[Problem description] Reproduce all the lines below exactly and omit the images.

___

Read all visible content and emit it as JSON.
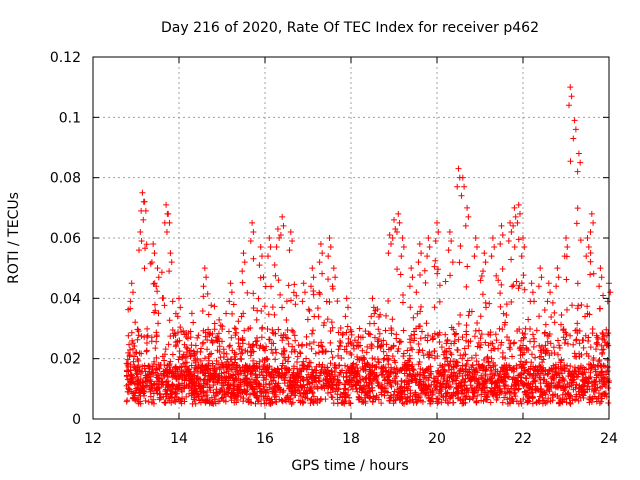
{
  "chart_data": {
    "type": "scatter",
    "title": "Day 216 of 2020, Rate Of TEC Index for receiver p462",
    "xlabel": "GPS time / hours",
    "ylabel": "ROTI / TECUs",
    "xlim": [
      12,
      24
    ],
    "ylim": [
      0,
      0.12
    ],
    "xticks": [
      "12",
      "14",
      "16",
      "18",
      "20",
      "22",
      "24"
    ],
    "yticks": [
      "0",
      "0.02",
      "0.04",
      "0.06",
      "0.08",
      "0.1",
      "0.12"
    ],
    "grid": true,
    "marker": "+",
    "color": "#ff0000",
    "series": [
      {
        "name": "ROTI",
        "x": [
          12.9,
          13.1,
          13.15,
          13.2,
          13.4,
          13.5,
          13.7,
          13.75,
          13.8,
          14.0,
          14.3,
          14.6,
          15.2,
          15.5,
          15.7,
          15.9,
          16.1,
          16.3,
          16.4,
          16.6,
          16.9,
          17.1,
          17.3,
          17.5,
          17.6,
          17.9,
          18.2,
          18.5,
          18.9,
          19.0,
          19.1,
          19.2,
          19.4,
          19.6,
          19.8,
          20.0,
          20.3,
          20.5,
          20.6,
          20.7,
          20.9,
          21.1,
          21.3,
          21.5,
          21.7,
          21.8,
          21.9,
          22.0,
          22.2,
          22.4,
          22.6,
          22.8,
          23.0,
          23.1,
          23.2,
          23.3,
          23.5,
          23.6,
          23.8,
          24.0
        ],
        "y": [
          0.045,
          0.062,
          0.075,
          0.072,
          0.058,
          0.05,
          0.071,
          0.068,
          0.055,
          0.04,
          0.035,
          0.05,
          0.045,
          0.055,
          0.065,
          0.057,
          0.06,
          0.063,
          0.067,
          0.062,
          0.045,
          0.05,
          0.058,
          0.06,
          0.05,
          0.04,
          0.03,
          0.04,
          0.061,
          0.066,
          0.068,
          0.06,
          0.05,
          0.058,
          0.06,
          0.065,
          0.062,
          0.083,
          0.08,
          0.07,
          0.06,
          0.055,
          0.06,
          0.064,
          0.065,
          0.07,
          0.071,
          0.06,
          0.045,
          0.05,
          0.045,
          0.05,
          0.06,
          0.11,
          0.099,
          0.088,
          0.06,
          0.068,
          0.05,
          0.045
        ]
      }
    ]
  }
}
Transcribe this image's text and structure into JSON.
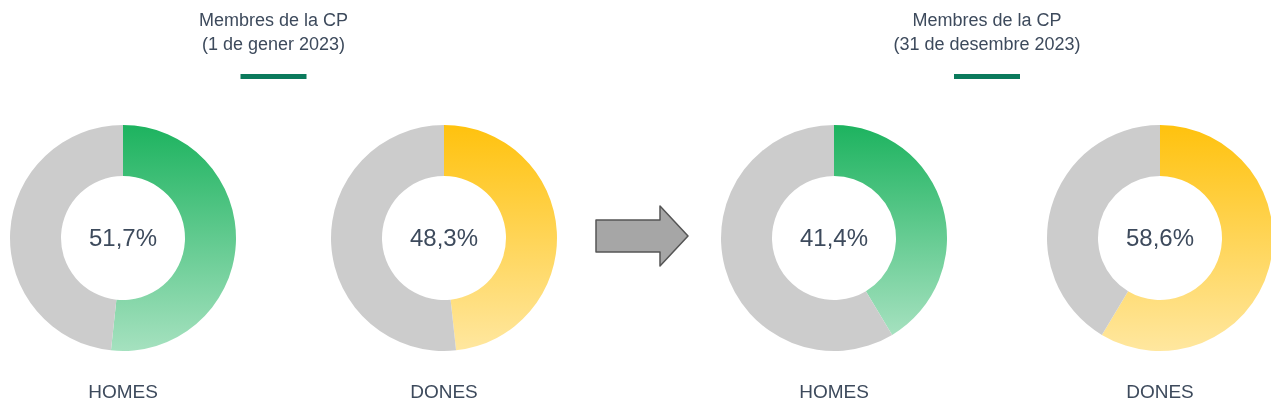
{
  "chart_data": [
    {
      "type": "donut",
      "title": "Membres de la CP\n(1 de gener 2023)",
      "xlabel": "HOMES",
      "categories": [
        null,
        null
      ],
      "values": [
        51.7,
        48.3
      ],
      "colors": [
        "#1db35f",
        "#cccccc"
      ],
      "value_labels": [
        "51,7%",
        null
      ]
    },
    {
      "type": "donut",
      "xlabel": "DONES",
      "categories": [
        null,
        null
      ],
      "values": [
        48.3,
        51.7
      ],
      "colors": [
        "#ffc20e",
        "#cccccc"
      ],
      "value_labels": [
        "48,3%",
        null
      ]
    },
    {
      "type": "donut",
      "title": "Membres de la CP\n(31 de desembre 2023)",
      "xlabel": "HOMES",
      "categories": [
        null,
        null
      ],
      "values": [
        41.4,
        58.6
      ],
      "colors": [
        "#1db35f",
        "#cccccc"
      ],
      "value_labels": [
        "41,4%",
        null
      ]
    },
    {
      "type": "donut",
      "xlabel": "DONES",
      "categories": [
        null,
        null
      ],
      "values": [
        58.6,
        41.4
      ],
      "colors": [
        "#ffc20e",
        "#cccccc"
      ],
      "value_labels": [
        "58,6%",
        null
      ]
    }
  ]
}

___

[Task solution]
Read all visible content and emit it as JSON.
{
  "chart_data": {
    "type": "scatter",
    "title": "Day 216 of 2020, Rate Of TEC Index for receiver p462",
    "xlabel": "GPS time / hours",
    "ylabel": "ROTI / TECUs",
    "xlim": [
      12,
      24
    ],
    "ylim": [
      0,
      0.12
    ],
    "xticks": [
      "12",
      "14",
      "16",
      "18",
      "20",
      "22",
      "24"
    ],
    "yticks": [
      "0",
      "0.02",
      "0.04",
      "0.06",
      "0.08",
      "0.1",
      "0.12"
    ],
    "grid": true,
    "marker": "+",
    "color": "#ff0000",
    "series": [
      {
        "name": "ROTI",
        "x": [
          12.9,
          13.1,
          13.15,
          13.2,
          13.4,
          13.5,
          13.7,
          13.75,
          13.8,
          14.0,
          14.3,
          14.6,
          15.2,
          15.5,
          15.7,
          15.9,
          16.1,
          16.3,
          16.4,
          16.6,
          16.9,
          17.1,
          17.3,
          17.5,
          17.6,
          17.9,
          18.2,
          18.5,
          18.9,
          19.0,
          19.1,
          19.2,
          19.4,
          19.6,
          19.8,
          20.0,
          20.3,
          20.5,
          20.6,
          20.7,
          20.9,
          21.1,
          21.3,
          21.5,
          21.7,
          21.8,
          21.9,
          22.0,
          22.2,
          22.4,
          22.6,
          22.8,
          23.0,
          23.1,
          23.2,
          23.3,
          23.5,
          23.6,
          23.8,
          24.0
        ],
        "y": [
          0.045,
          0.062,
          0.075,
          0.072,
          0.058,
          0.05,
          0.071,
          0.068,
          0.055,
          0.04,
          0.035,
          0.05,
          0.045,
          0.055,
          0.065,
          0.057,
          0.06,
          0.063,
          0.067,
          0.062,
          0.045,
          0.05,
          0.058,
          0.06,
          0.05,
          0.04,
          0.03,
          0.04,
          0.061,
          0.066,
          0.068,
          0.06,
          0.05,
          0.058,
          0.06,
          0.065,
          0.062,
          0.083,
          0.08,
          0.07,
          0.06,
          0.055,
          0.06,
          0.064,
          0.065,
          0.07,
          0.071,
          0.06,
          0.045,
          0.05,
          0.045,
          0.05,
          0.06,
          0.11,
          0.099,
          0.088,
          0.06,
          0.068,
          0.05,
          0.045
        ]
      }
    ]
  }
}
Transcribe this image's text and structure into JSON.
{
  "chart_data": [
    {
      "type": "donut",
      "title": "Membres de la CP\n(1 de gener 2023)",
      "xlabel": "HOMES",
      "categories": [
        null,
        null
      ],
      "values": [
        51.7,
        48.3
      ],
      "colors": [
        "#1db35f",
        "#cccccc"
      ],
      "value_labels": [
        "51,7%",
        null
      ]
    },
    {
      "type": "donut",
      "xlabel": "DONES",
      "categories": [
        null,
        null
      ],
      "values": [
        48.3,
        51.7
      ],
      "colors": [
        "#ffc20e",
        "#cccccc"
      ],
      "value_labels": [
        "48,3%",
        null
      ]
    },
    {
      "type": "donut",
      "title": "Membres de la CP\n(31 de desembre 2023)",
      "xlabel": "HOMES",
      "categories": [
        null,
        null
      ],
      "values": [
        41.4,
        58.6
      ],
      "colors": [
        "#1db35f",
        "#cccccc"
      ],
      "value_labels": [
        "41,4%",
        null
      ]
    },
    {
      "type": "donut",
      "xlabel": "DONES",
      "categories": [
        null,
        null
      ],
      "values": [
        58.6,
        41.4
      ],
      "colors": [
        "#ffc20e",
        "#cccccc"
      ],
      "value_labels": [
        "58,6%",
        null
      ]
    }
  ]
}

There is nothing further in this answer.